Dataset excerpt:
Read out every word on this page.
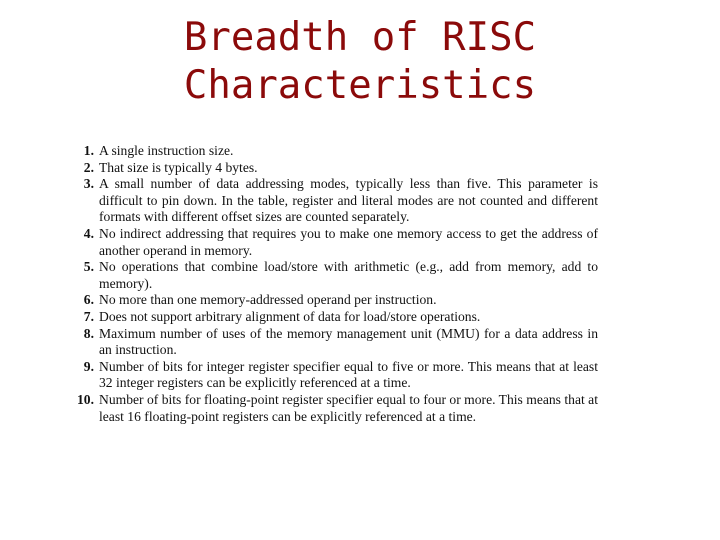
Breadth of RISC
Characteristics
1. A single instruction size.
2. That size is typically 4 bytes.
3. A small number of data addressing modes, typically less than five. This parameter is difficult to pin down. In the table, register and literal modes are not counted and different formats with different offset sizes are counted separately.
4. No indirect addressing that requires you to make one memory access to get the address of another operand in memory.
5. No operations that combine load/store with arithmetic (e.g., add from memory, add to memory).
6. No more than one memory-addressed operand per instruction.
7. Does not support arbitrary alignment of data for load/store operations.
8. Maximum number of uses of the memory management unit (MMU) for a data address in an instruction.
9. Number of bits for integer register specifier equal to five or more. This means that at least 32 integer registers can be explicitly referenced at a time.
10. Number of bits for floating-point register specifier equal to four or more. This means that at least 16 floating-point registers can be explicitly referenced at a time.
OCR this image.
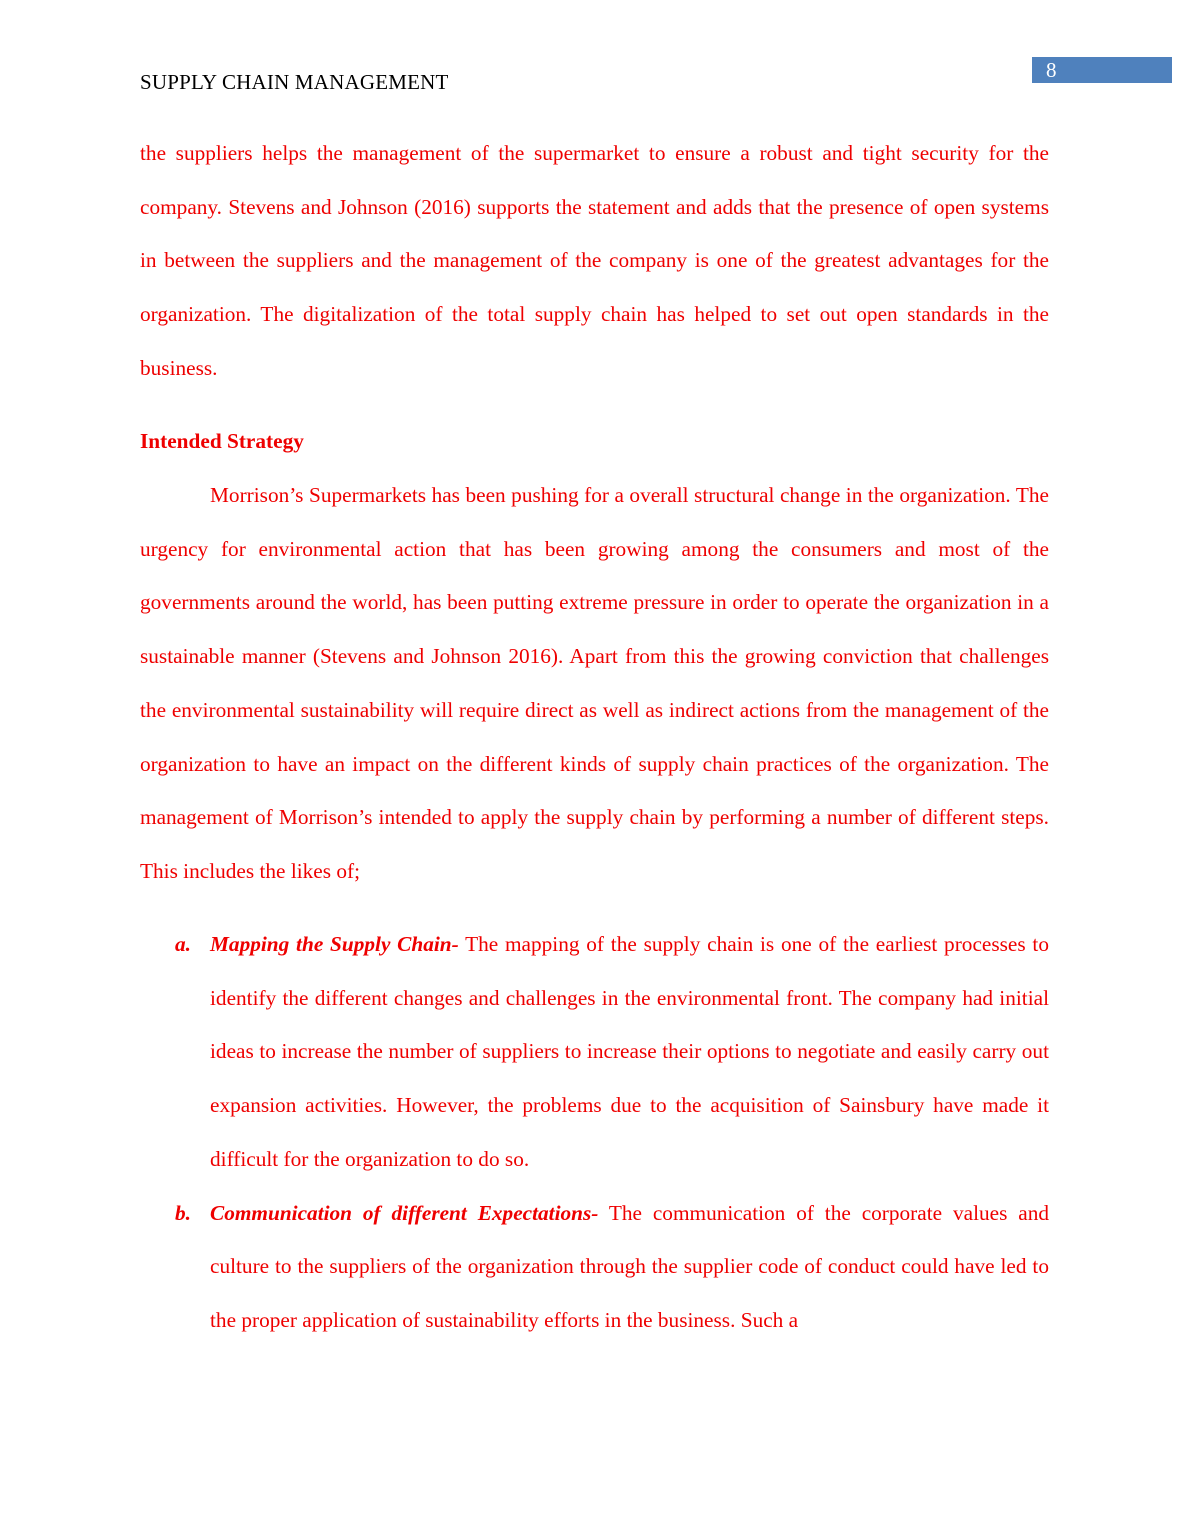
8
SUPPLY CHAIN MANAGEMENT

the suppliers helps the management of the supermarket to ensure a robust and tight security for the company. Stevens and Johnson (2016) supports the statement and adds that the presence of open systems in between the suppliers and the management of the company is one of the greatest advantages for the organization. The digitalization of the total supply chain has helped to set out open standards in the business.

Intended Strategy

Morrison’s Supermarkets has been pushing for a overall structural change in the organization. The urgency for environmental action that has been growing among the consumers and most of the governments around the world, has been putting extreme pressure in order to operate the organization in a sustainable manner (Stevens and Johnson 2016). Apart from this the growing conviction that challenges the environmental sustainability will require direct as well as indirect actions from the management of the organization to have an impact on the different kinds of supply chain practices of the organization. The management of Morrison’s intended to apply the supply chain by performing a number of different steps. This includes the likes of;

a. Mapping the Supply Chain- The mapping of the supply chain is one of the earliest processes to identify the different changes and challenges in the environmental front. The company had initial ideas to increase the number of suppliers to increase their options to negotiate and easily carry out expansion activities. However, the problems due to the acquisition of Sainsbury have made it difficult for the organization to do so.
b. Communication of different Expectations- The communication of the corporate values and culture to the suppliers of the organization through the supplier code of conduct could have led to the proper application of sustainability efforts in the business. Such a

What you have to do — Which lines of the data include "equal"? Copy each of them.

Solution —
9. Number of bits for integer register specifier equal to five or more. This means that at least 32 integer registers can be explicitly referenced at a time.
10. Number of bits for floating-point register specifier equal to four or more. This means that at least 16 floating-point registers can be explicitly referenced at a time.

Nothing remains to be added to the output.